:: Material for the task

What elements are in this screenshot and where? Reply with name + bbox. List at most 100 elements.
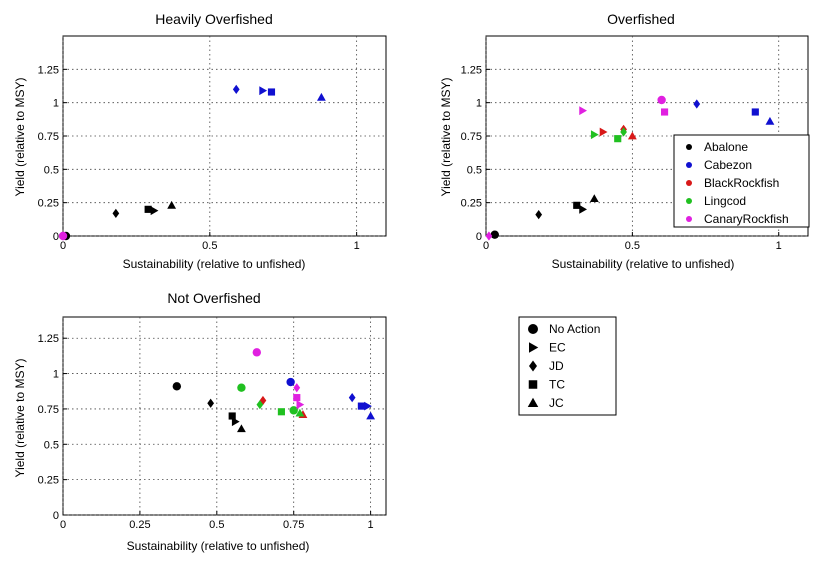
data-point-lingcod-square	[277, 408, 285, 416]
data-point-canaryrockfish-square	[660, 108, 669, 116]
data-point-lingcod-circle	[237, 383, 246, 392]
legend-swatch	[686, 180, 692, 186]
marker-legend: No Action EC JD TC JC	[518, 316, 617, 416]
panel-not-overfished: Not Overfished Sustainability (relative …	[13, 290, 387, 553]
data-point-abalone-square	[228, 412, 236, 420]
data-point-canaryrockfish-circle	[657, 95, 666, 105]
data-point-abalone-diamond	[112, 208, 120, 218]
data-point-abalone-triangle-right	[579, 204, 588, 214]
legend-marker-triangle-up	[527, 397, 539, 407]
data-point-lingcod-triangle-right	[590, 130, 599, 140]
y-tick-label: 0.25	[38, 475, 59, 487]
y-tick-label: 0	[53, 231, 59, 243]
chart-title: Overfished	[607, 11, 675, 27]
legend-label: TC	[549, 378, 565, 392]
legend-marker-triangle-right	[529, 342, 539, 353]
legend-label: CanaryRockfish	[704, 212, 789, 226]
y-tick-label: 0	[476, 231, 482, 243]
data-point-canaryrockfish-triangle-right	[579, 106, 588, 116]
data-point-abalone-diamond	[535, 210, 543, 220]
legend-marker-square	[528, 380, 538, 389]
legend-swatch	[686, 162, 692, 168]
x-tick-label: 0.25	[129, 519, 150, 531]
data-point-cabezon-square	[267, 88, 276, 96]
data-point-abalone-diamond	[207, 398, 215, 408]
data-point-lingcod-square	[614, 135, 622, 143]
x-axis-label: Sustainability (relative to unfished)	[552, 257, 735, 271]
data-point-cabezon-diamond	[693, 99, 701, 109]
y-tick-label: 0	[53, 510, 59, 522]
species-legend: Abalone Cabezon BlackRockfish Lingcod Canary…	[673, 134, 810, 228]
y-axis-label: Yield (relative to MSY)	[13, 359, 27, 478]
y-tick-label: 0.25	[461, 198, 482, 210]
legend-label: EC	[549, 341, 566, 355]
y-tick-label: 1.25	[461, 64, 482, 76]
data-point-canaryrockfish-square	[293, 394, 301, 402]
data-point-cabezon-triangle-right	[364, 401, 372, 411]
x-axis-label: Sustainability (relative to unfished)	[127, 539, 310, 553]
x-tick-label: 0.75	[283, 519, 304, 531]
plot-area	[62, 35, 387, 237]
x-tick-label: 0.5	[202, 240, 217, 252]
data-point-abalone-circle	[490, 230, 499, 239]
data-point-abalone-circle	[172, 382, 182, 391]
x-tick-label: 1	[368, 519, 374, 531]
x-tick-label: 1	[776, 240, 782, 252]
data-point-canaryrockfish-triangle-right	[296, 400, 305, 410]
chart-title: Not Overfished	[167, 290, 260, 306]
legend-label: BlackRockfish	[704, 176, 779, 190]
data-point-lingcod-diamond	[256, 400, 264, 410]
data-point-canaryrockfish-circle	[252, 348, 261, 357]
x-tick-label: 0	[483, 240, 489, 252]
plot-area	[62, 316, 387, 516]
data-point-abalone-triangle-up	[237, 424, 246, 433]
data-point-blackrockfish-triangle-up	[627, 131, 637, 140]
y-tick-label: 1.25	[38, 333, 59, 345]
legend-label: Abalone	[704, 140, 748, 154]
data-point-cabezon-triangle-up	[765, 116, 775, 125]
legend-label: JC	[549, 396, 564, 410]
legend-marker-circle	[528, 324, 538, 334]
data-point-cabezon-diamond	[232, 84, 240, 94]
y-tick-label: 0.75	[38, 131, 59, 143]
data-point-lingcod-diamond	[620, 127, 627, 137]
y-tick-label: 0.5	[44, 439, 59, 451]
data-point-abalone-square	[573, 201, 581, 209]
y-tick-label: 0.75	[38, 404, 59, 416]
legend-box	[673, 134, 810, 228]
y-tick-label: 1.25	[38, 64, 59, 76]
data-point-cabezon-triangle-up	[366, 411, 376, 420]
y-tick-label: 0.25	[38, 198, 59, 210]
data-point-abalone-square	[144, 205, 152, 213]
data-point-lingcod-triangle-up	[295, 408, 305, 417]
legend-label: Cabezon	[704, 158, 752, 172]
data-point-abalone-triangle-up	[589, 194, 599, 203]
x-tick-label: 0.5	[209, 519, 224, 531]
x-tick-label: 0	[60, 519, 66, 531]
data-point-canaryrockfish-diamond	[293, 383, 301, 393]
data-point-abalone-triangle-up	[167, 200, 177, 209]
legend-swatch	[686, 198, 692, 204]
y-tick-label: 0.5	[467, 164, 482, 176]
x-axis-label: Sustainability (relative to unfished)	[123, 257, 306, 271]
data-point-blackrockfish-diamond	[259, 395, 267, 406]
chart-title: Heavily Overfished	[155, 11, 273, 27]
panel-heavily-overfished: Heavily Overfished Sustainability (relat…	[13, 11, 387, 271]
y-axis-label: Yield (relative to MSY)	[439, 78, 453, 197]
legend-marker-diamond	[529, 360, 537, 372]
legend-label: JD	[549, 359, 564, 373]
data-point-blackrockfish-triangle-right	[599, 127, 608, 137]
data-point-cabezon-triangle-right	[259, 86, 268, 96]
data-point-cabezon-diamond	[348, 392, 356, 403]
y-axis-label: Yield (relative to MSY)	[13, 78, 27, 197]
x-tick-label: 0.5	[625, 240, 640, 252]
x-tick-label: 1	[354, 240, 360, 252]
data-point-cabezon-square	[751, 108, 759, 116]
y-tick-label: 1	[53, 369, 59, 381]
legend-swatch	[686, 144, 692, 150]
y-tick-label: 0.5	[44, 164, 59, 176]
data-point-canaryrockfish-diamond	[59, 231, 67, 241]
data-point-cabezon-square	[357, 402, 365, 410]
data-point-abalone-triangle-right	[150, 206, 159, 216]
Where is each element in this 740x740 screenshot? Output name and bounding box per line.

::::

(What you are asked to do)
Reproduce all the records above with "Yield" swapped for "Harvest" and every other line left unchanged. Omit the pictures from your output.

(Full response)
What elements are in this screenshot and where? Reply with name + bbox. List at most 100 elements.
data-point-lingcod-square	[277, 408, 285, 416]
data-point-canaryrockfish-square	[660, 108, 669, 116]
data-point-lingcod-circle	[237, 383, 246, 392]
legend-swatch	[686, 180, 692, 186]
marker-legend: No Action EC JD TC JC	[518, 316, 617, 416]
panel-not-overfished: Not Overfished Sustainability (relative …	[13, 290, 387, 553]
data-point-abalone-square	[228, 412, 236, 420]
data-point-canaryrockfish-circle	[657, 95, 666, 105]
data-point-abalone-diamond	[112, 208, 120, 218]
data-point-abalone-triangle-right	[579, 204, 588, 214]
legend-marker-triangle-up	[527, 397, 539, 407]
data-point-lingcod-triangle-right	[590, 130, 599, 140]
y-tick-label: 0.25	[38, 475, 59, 487]
y-tick-label: 0	[53, 231, 59, 243]
chart-title: Overfished	[607, 11, 675, 27]
legend-label: TC	[549, 378, 565, 392]
legend-marker-triangle-right	[529, 342, 539, 353]
legend-label: CanaryRockfish	[704, 212, 789, 226]
y-tick-label: 0	[476, 231, 482, 243]
data-point-canaryrockfish-triangle-right	[579, 106, 588, 116]
data-point-abalone-diamond	[535, 210, 543, 220]
legend-marker-square	[528, 380, 538, 389]
legend-swatch	[686, 162, 692, 168]
x-tick-label: 0.25	[129, 519, 150, 531]
data-point-cabezon-square	[267, 88, 276, 96]
data-point-abalone-diamond	[207, 398, 215, 408]
data-point-lingcod-square	[614, 135, 622, 143]
x-axis-label: Sustainability (relative to unfished)	[552, 257, 735, 271]
data-point-cabezon-diamond	[693, 99, 701, 109]
y-tick-label: 0	[53, 510, 59, 522]
species-legend: Abalone Cabezon BlackRockfish Lingcod Canary…	[673, 134, 810, 228]
y-axis-label: Harvest (relative to MSY)	[13, 359, 27, 478]
y-tick-label: 0.25	[461, 198, 482, 210]
legend-label: EC	[549, 341, 566, 355]
y-tick-label: 1.25	[461, 64, 482, 76]
data-point-canaryrockfish-square	[293, 394, 301, 402]
data-point-cabezon-triangle-right	[364, 401, 372, 411]
x-axis-label: Sustainability (relative to unfished)	[127, 539, 310, 553]
x-tick-label: 0.75	[283, 519, 304, 531]
plot-area	[62, 35, 387, 237]
x-tick-label: 0.5	[202, 240, 217, 252]
data-point-abalone-circle	[490, 230, 499, 239]
data-point-abalone-circle	[172, 382, 182, 391]
x-tick-label: 1	[368, 519, 374, 531]
x-tick-label: 1	[776, 240, 782, 252]
data-point-canaryrockfish-triangle-right	[296, 400, 305, 410]
chart-title: Not Overfished	[167, 290, 260, 306]
legend-label: BlackRockfish	[704, 176, 779, 190]
data-point-lingcod-diamond	[256, 400, 264, 410]
data-point-canaryrockfish-circle	[252, 348, 261, 357]
x-tick-label: 0	[483, 240, 489, 252]
plot-area	[62, 316, 387, 516]
data-point-abalone-triangle-up	[237, 424, 246, 433]
data-point-blackrockfish-triangle-up	[627, 131, 637, 140]
y-tick-label: 1.25	[38, 333, 59, 345]
legend-label: Abalone	[704, 140, 748, 154]
data-point-cabezon-triangle-up	[765, 116, 775, 125]
legend-label: JC	[549, 396, 564, 410]
legend-marker-circle	[528, 324, 538, 334]
data-point-cabezon-diamond	[232, 84, 240, 94]
y-tick-label: 0.75	[38, 131, 59, 143]
data-point-lingcod-diamond	[620, 127, 627, 137]
y-tick-label: 0.5	[44, 439, 59, 451]
data-point-abalone-square	[573, 201, 581, 209]
y-tick-label: 0.75	[38, 404, 59, 416]
legend-box	[673, 134, 810, 228]
y-tick-label: 1.25	[38, 64, 59, 76]
data-point-cabezon-triangle-up	[366, 411, 376, 420]
y-tick-label: 0.25	[38, 198, 59, 210]
data-point-abalone-square	[144, 205, 152, 213]
data-point-lingcod-triangle-up	[295, 408, 305, 417]
legend-label: Cabezon	[704, 158, 752, 172]
data-point-abalone-triangle-up	[589, 194, 599, 203]
x-tick-label: 0.5	[209, 519, 224, 531]
x-tick-label: 0	[60, 519, 66, 531]
data-point-canaryrockfish-diamond	[293, 383, 301, 393]
data-point-abalone-triangle-up	[167, 200, 177, 209]
legend-swatch	[686, 198, 692, 204]
y-tick-label: 0.5	[467, 164, 482, 176]
x-axis-label: Sustainability (relative to unfished)	[123, 257, 306, 271]
data-point-blackrockfish-diamond	[259, 395, 267, 406]
chart-title: Heavily Overfished	[155, 11, 273, 27]
panel-heavily-overfished: Heavily Overfished Sustainability (relat…	[13, 11, 387, 271]
y-axis-label: Harvest (relative to MSY)	[439, 78, 453, 197]
legend-marker-diamond	[529, 360, 537, 372]
legend-label: JD	[549, 359, 564, 373]
data-point-blackrockfish-triangle-right	[599, 127, 608, 137]
data-point-cabezon-triangle-right	[259, 86, 268, 96]
data-point-cabezon-diamond	[348, 392, 356, 403]
y-axis-label: Harvest (relative to MSY)	[13, 78, 27, 197]
x-tick-label: 0.5	[625, 240, 640, 252]
x-tick-label: 1	[354, 240, 360, 252]
data-point-cabezon-square	[751, 108, 759, 116]
y-tick-label: 1	[53, 369, 59, 381]
legend-swatch	[686, 144, 692, 150]
y-tick-label: 0.5	[44, 164, 59, 176]
data-point-canaryrockfish-diamond	[59, 231, 67, 241]
data-point-cabezon-square	[357, 402, 365, 410]
data-point-abalone-triangle-right	[150, 206, 159, 216]
Where is each element in this 740x740 screenshot? Output name and bounding box per line.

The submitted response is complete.